▸ **SET TASK**: Where a line holds the word "JSON", copy that line.

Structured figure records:
---------------
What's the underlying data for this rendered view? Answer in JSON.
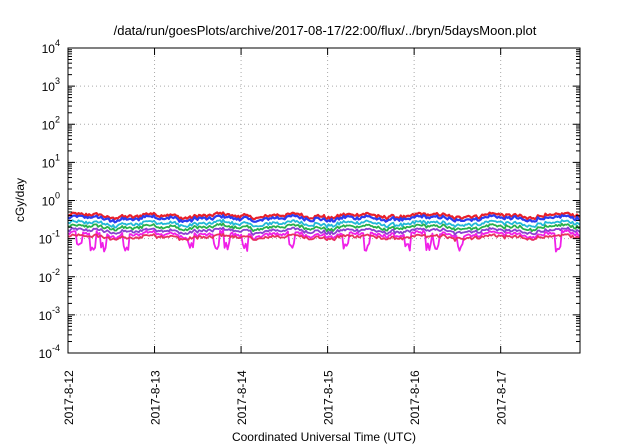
{
  "chart_data": {
    "type": "line",
    "title": "/data/run/goesPlots/archive/2017-08-17/22:00/flux/../bryn/5daysMoon.plot",
    "xlabel": "Coordinated Universal Time (UTC)",
    "ylabel": "cGy/day",
    "y_scale": "log",
    "ylim": [
      0.0001,
      10000
    ],
    "y_ticks": [
      {
        "base": "10",
        "exp": "4"
      },
      {
        "base": "10",
        "exp": "3"
      },
      {
        "base": "10",
        "exp": "2"
      },
      {
        "base": "10",
        "exp": "1"
      },
      {
        "base": "10",
        "exp": "0"
      },
      {
        "base": "10",
        "exp": "-1"
      },
      {
        "base": "10",
        "exp": "-2"
      },
      {
        "base": "10",
        "exp": "-3"
      },
      {
        "base": "10",
        "exp": "-4"
      }
    ],
    "x_range": [
      "2017-08-12T00:00",
      "2017-08-17T22:00"
    ],
    "x_ticks": [
      "2017-8-12",
      "2017-8-13",
      "2017-8-14",
      "2017-8-15",
      "2017-8-16",
      "2017-8-17"
    ],
    "grid": true,
    "series": [
      {
        "color": "#e8202a",
        "base": 0.4,
        "amp": 0.08
      },
      {
        "color": "#2a3cf0",
        "base": 0.34,
        "amp": 0.07
      },
      {
        "color": "#22b8d8",
        "base": 0.25,
        "amp": 0.05
      },
      {
        "color": "#27b04a",
        "base": 0.2,
        "amp": 0.04
      },
      {
        "color": "#8a3fd0",
        "base": 0.16,
        "amp": 0.03
      },
      {
        "color": "#f020e8",
        "base": 0.13,
        "amp": 0.03,
        "dips": true
      },
      {
        "color": "#e83060",
        "base": 0.11,
        "amp": 0.02
      }
    ],
    "dip_dates": [
      "2017-08-12T03:00",
      "2017-08-12T07:00",
      "2017-08-12T10:00",
      "2017-08-12T16:00",
      "2017-08-13T10:00",
      "2017-08-13T17:00",
      "2017-08-13T20:00",
      "2017-08-14T01:00",
      "2017-08-14T14:00",
      "2017-08-15T05:00",
      "2017-08-15T11:00",
      "2017-08-15T22:00",
      "2017-08-16T04:00",
      "2017-08-16T06:00",
      "2017-08-16T13:00",
      "2017-08-17T16:00"
    ]
  }
}
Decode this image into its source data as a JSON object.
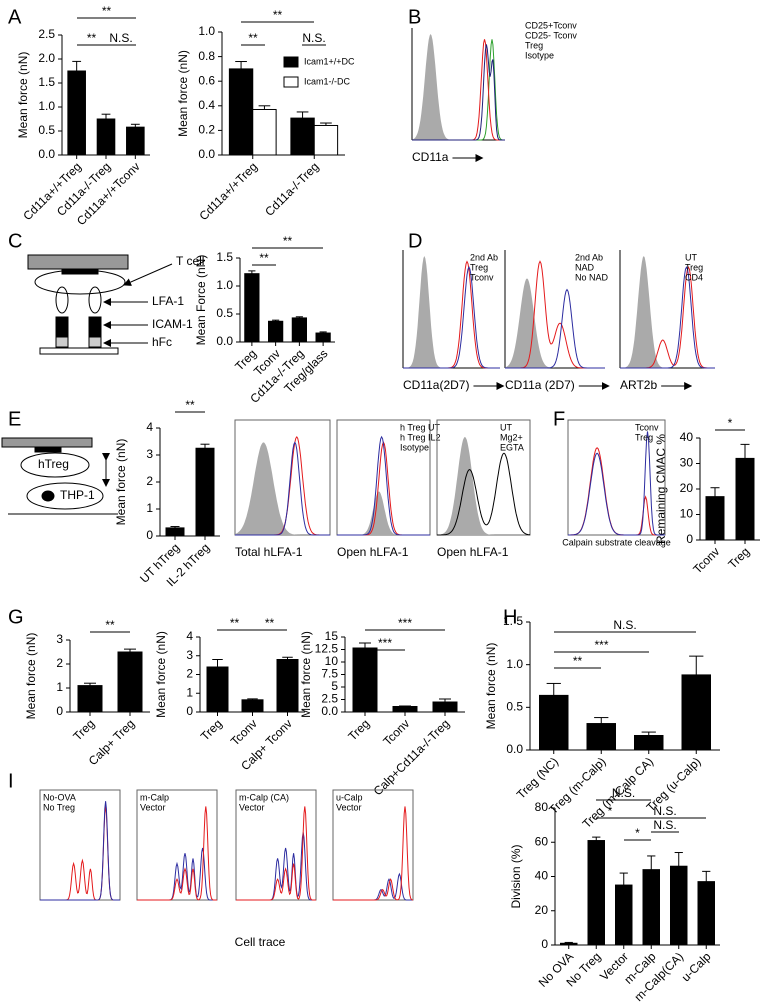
{
  "chart_data": [
    {
      "type": "bar",
      "y_label": "Mean force (nN)",
      "categories": [
        "Cd11a+/+Treg",
        "Cd11a-/-Treg",
        "Cd11a+/+Tconv"
      ],
      "values": [
        1.75,
        0.75,
        0.58
      ],
      "errors": [
        0.2,
        0.1,
        0.06
      ],
      "color": "#000000",
      "ylim": [
        0,
        2.5
      ],
      "yticks": [
        {
          "value": 0,
          "label": "0.0"
        },
        0.5,
        {
          "value": 1,
          "label": "1.0"
        },
        1.5,
        {
          "value": 2,
          "label": "2.0"
        },
        2.5
      ],
      "annotations": [
        "**",
        "**",
        "N.S."
      ]
    },
    {
      "type": "bar",
      "y_label": "Mean force (nN)",
      "categories": [
        "Cd11a+/+Treg",
        "Cd11a-/-Treg"
      ],
      "series": [
        {
          "name": "Icam1+/+DC",
          "color": "#000000",
          "values": [
            0.7,
            0.3
          ],
          "errors": [
            0.06,
            0.05
          ]
        },
        {
          "name": "Icam1-/-DC",
          "color": "#ffffff",
          "values": [
            0.37,
            0.24
          ],
          "errors": [
            0.03,
            0.02
          ]
        }
      ],
      "ylim": [
        0,
        1
      ],
      "yticks": [
        {
          "value": 0,
          "label": "0.0"
        },
        0.2,
        0.4,
        0.6,
        0.8,
        {
          "value": 1,
          "label": "1.0"
        }
      ],
      "annotations": [
        "**",
        "**",
        "N.S."
      ]
    },
    {
      "type": "bar",
      "y_label": "Mean Force (nN)",
      "categories": [
        "Treg",
        "Tconv",
        "Cd11a-/-Treg",
        "Treg/glass"
      ],
      "values": [
        1.22,
        0.37,
        0.43,
        0.16
      ],
      "errors": [
        0.05,
        0.02,
        0.02,
        0.02
      ],
      "color": "#000000",
      "ylim": [
        0,
        1.5
      ],
      "yticks": [
        {
          "value": 0,
          "label": "0.0"
        },
        0.5,
        {
          "value": 1,
          "label": "1.0"
        },
        1.5
      ],
      "annotations": [
        "**",
        "**"
      ]
    },
    {
      "type": "bar",
      "y_label": "Mean force (nN)",
      "categories": [
        "UT  hTreg",
        "IL-2 hTreg"
      ],
      "values": [
        0.3,
        3.25
      ],
      "errors": [
        0.05,
        0.15
      ],
      "color": "#000000",
      "ylim": [
        0,
        4
      ],
      "yticks": [
        0,
        1,
        2,
        3,
        4
      ],
      "annotations": [
        "**"
      ]
    },
    {
      "type": "bar",
      "y_label": "Remaining CMAC %",
      "categories": [
        "Tconv",
        "Treg"
      ],
      "values": [
        17,
        32
      ],
      "errors": [
        3.5,
        5.5
      ],
      "color": "#000000",
      "ylim": [
        0,
        40
      ],
      "yticks": [
        0,
        10,
        20,
        30,
        40
      ],
      "annotations": [
        "*"
      ]
    },
    {
      "type": "bar",
      "y_label": "Mean force (nN)",
      "categories": [
        "Treg",
        "Calp+ Treg"
      ],
      "values": [
        1.1,
        2.5
      ],
      "errors": [
        0.1,
        0.12
      ],
      "color": "#000000",
      "ylim": [
        0,
        3
      ],
      "yticks": [
        0,
        1,
        2,
        3
      ],
      "annotations": [
        "**"
      ]
    },
    {
      "type": "bar",
      "y_label": "Mean force (nN)",
      "categories": [
        "Treg",
        "Tconv",
        "Calp+ Tconv"
      ],
      "values": [
        2.4,
        0.65,
        2.8
      ],
      "errors": [
        0.4,
        0.05,
        0.12
      ],
      "color": "#000000",
      "ylim": [
        0,
        4
      ],
      "yticks": [
        0,
        1,
        2,
        3,
        4
      ],
      "annotations": [
        "**",
        "**"
      ]
    },
    {
      "type": "bar",
      "y_label": "Mean force (nN)",
      "categories": [
        "Treg",
        "Tconv",
        "Calp+Cd11a-/-Treg"
      ],
      "values": [
        12.8,
        1.1,
        2.0
      ],
      "errors": [
        1.0,
        0.1,
        0.6
      ],
      "color": "#000000",
      "ylim": [
        0,
        15
      ],
      "yticks": [
        {
          "value": 0,
          "label": "0.0"
        },
        2.5,
        5,
        7.5,
        10,
        12.5,
        15
      ],
      "annotations": [
        "***",
        "***"
      ]
    },
    {
      "type": "bar",
      "y_label": "Mean force (nN)",
      "categories": [
        "Treg (NC)",
        "Treg (m-Calp)",
        "Treg (m-Calp CA)",
        "Treg (u-Calp)"
      ],
      "values": [
        0.64,
        0.31,
        0.17,
        0.88
      ],
      "errors": [
        0.14,
        0.07,
        0.04,
        0.22
      ],
      "color": "#000000",
      "ylim": [
        0,
        1.5
      ],
      "yticks": [
        {
          "value": 0,
          "label": "0.0"
        },
        0.5,
        {
          "value": 1,
          "label": "1.0"
        },
        {
          "value": 1.5,
          "label": "1. 5"
        }
      ],
      "annotations": [
        "N.S.",
        "**",
        "***"
      ]
    },
    {
      "type": "bar",
      "y_label": "Division  (%)",
      "categories": [
        "No OVA",
        "No Treg",
        "Vector",
        "m-Calp",
        "m-Calp(CA)",
        "u-Calp"
      ],
      "values": [
        1,
        61,
        35,
        44,
        46,
        37
      ],
      "errors": [
        0.5,
        2,
        7,
        8,
        8,
        6
      ],
      "color": "#000000",
      "ylim": [
        0,
        80
      ],
      "yticks": [
        0,
        20,
        40,
        60,
        80
      ],
      "annotations": [
        "N.S.",
        "*",
        "N.S.",
        "*",
        "N.S."
      ]
    }
  ],
  "flow_panels": [
    {
      "legend": [
        {
          "text": "CD25+Tconv",
          "color": "#2ca02c"
        },
        {
          "text": "CD25- Tconv",
          "color": "#e41a1c"
        },
        {
          "text": "Treg",
          "color": "#1f1f7a"
        },
        {
          "text": "Isotype",
          "color": "#999999"
        }
      ],
      "xlabel": "CD11a"
    },
    {
      "legend": [
        {
          "text": "2nd Ab",
          "color": "#999999"
        },
        {
          "text": "Treg",
          "color": "#e41a1c"
        },
        {
          "text": "Tconv",
          "color": "#2c2ca0"
        }
      ],
      "xlabel": "CD11a(2D7)"
    },
    {
      "legend": [
        {
          "text": "2nd Ab",
          "color": "#999999"
        },
        {
          "text": "NAD",
          "color": "#e41a1c"
        },
        {
          "text": "No NAD",
          "color": "#2c2ca0"
        }
      ],
      "xlabel": "CD11a (2D7)"
    },
    {
      "legend": [
        {
          "text": "UT",
          "color": "#999999"
        },
        {
          "text": "Treg",
          "color": "#e41a1c"
        },
        {
          "text": "CD4",
          "color": "#2c2ca0"
        }
      ],
      "xlabel": "ART2b"
    },
    {
      "legend": [],
      "xlabel": "Total hLFA-1"
    },
    {
      "legend": [
        {
          "text": "h Treg UT",
          "color": "#e41a1c"
        },
        {
          "text": "h Treg IL2",
          "color": "#2c2ca0"
        },
        {
          "text": "Isotype",
          "color": "#666666"
        }
      ],
      "xlabel": "Open hLFA-1"
    },
    {
      "legend": [
        {
          "text": "UT",
          "color": "#999999"
        },
        {
          "text": "Mg2+",
          "color": "#000000"
        },
        {
          "text": "EGTA",
          "color": "#000000"
        }
      ],
      "xlabel": "Open hLFA-1"
    },
    {
      "legend": [
        {
          "text": "Tconv",
          "color": "#2c2ca0"
        },
        {
          "text": "Treg",
          "color": "#e41a1c"
        }
      ],
      "xlabel": "Calpain substrate cleavage"
    },
    {
      "legend": [
        {
          "text": "No-OVA",
          "color": "#2c2ca0"
        },
        {
          "text": "No Treg",
          "color": "#e41a1c"
        }
      ],
      "xlabel": ""
    },
    {
      "legend": [
        {
          "text": "m-Calp",
          "color": "#2c2ca0"
        },
        {
          "text": "Vector",
          "color": "#e41a1c"
        }
      ],
      "xlabel": ""
    },
    {
      "legend": [
        {
          "text": "m-Calp (CA)",
          "color": "#2c2ca0"
        },
        {
          "text": "Vector",
          "color": "#e41a1c"
        }
      ],
      "xlabel": ""
    },
    {
      "legend": [
        {
          "text": "u-Calp",
          "color": "#2c2ca0"
        },
        {
          "text": "Vector",
          "color": "#e41a1c"
        }
      ],
      "xlabel": ""
    }
  ],
  "panel_labels": [
    "A",
    "B",
    "C",
    "D",
    "E",
    "F",
    "G",
    "H",
    "I"
  ],
  "schematic": {
    "c_labels": [
      "T cell",
      "LFA-1",
      "ICAM-1",
      "hFc"
    ],
    "e_labels": [
      "hTreg",
      "THP-1"
    ]
  },
  "shared_xlabel": "Cell trace"
}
---------------
▸ **WORKED ANSWER**:
What's the underlying data for this rendered view? Answer in JSON.
Decode this image into its source data as a JSON object.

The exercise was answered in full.